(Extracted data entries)
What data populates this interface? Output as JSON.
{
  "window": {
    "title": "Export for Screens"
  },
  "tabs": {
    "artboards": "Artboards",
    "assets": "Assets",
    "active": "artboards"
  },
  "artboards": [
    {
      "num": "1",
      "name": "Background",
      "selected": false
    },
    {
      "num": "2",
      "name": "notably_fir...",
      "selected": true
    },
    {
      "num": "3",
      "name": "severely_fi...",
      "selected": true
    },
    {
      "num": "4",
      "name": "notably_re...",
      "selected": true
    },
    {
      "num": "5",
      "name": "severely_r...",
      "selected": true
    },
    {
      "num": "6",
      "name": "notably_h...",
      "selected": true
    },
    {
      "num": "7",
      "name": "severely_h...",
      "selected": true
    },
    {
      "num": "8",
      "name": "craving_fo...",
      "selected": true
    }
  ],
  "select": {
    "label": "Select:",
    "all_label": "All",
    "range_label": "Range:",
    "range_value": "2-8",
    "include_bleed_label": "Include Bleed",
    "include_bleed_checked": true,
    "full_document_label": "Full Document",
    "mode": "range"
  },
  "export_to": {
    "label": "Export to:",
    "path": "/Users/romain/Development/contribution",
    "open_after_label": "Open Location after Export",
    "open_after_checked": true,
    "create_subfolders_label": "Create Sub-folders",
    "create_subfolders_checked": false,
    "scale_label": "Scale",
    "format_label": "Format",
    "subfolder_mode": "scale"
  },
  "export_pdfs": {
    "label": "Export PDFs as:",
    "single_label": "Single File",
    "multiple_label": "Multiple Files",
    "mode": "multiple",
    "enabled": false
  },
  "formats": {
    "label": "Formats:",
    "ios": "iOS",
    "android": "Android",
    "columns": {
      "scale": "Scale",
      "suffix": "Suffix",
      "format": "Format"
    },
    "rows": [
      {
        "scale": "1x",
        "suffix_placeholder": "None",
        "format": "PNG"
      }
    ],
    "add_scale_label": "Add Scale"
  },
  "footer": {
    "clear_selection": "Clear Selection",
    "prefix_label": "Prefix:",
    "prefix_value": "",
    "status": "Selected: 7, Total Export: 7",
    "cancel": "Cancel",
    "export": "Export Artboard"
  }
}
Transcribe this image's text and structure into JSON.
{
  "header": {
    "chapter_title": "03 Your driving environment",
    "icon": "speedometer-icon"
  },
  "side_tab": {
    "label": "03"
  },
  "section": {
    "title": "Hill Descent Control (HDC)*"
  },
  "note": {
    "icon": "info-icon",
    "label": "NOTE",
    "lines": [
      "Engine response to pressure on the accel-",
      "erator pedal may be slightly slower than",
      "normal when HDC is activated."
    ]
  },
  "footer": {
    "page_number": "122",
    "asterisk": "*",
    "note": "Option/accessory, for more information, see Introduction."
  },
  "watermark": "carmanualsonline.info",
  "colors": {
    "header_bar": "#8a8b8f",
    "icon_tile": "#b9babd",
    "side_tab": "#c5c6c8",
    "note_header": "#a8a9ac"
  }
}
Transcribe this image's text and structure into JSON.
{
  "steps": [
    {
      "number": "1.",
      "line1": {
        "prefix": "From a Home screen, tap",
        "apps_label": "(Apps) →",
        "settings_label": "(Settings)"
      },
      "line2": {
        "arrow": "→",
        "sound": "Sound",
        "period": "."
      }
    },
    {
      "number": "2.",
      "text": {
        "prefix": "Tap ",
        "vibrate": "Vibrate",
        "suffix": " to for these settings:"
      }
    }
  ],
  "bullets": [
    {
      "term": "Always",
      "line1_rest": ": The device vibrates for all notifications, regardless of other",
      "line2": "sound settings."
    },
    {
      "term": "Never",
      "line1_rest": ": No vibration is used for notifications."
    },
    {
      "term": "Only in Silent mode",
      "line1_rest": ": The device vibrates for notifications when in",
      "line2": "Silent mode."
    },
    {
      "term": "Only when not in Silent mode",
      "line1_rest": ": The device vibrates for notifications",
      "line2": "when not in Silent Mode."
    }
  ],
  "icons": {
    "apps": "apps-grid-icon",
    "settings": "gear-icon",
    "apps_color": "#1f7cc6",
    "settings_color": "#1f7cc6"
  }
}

**Task statement:** Check each line of these records for the string "name" and state only how many lines have it.

**Task output:** 8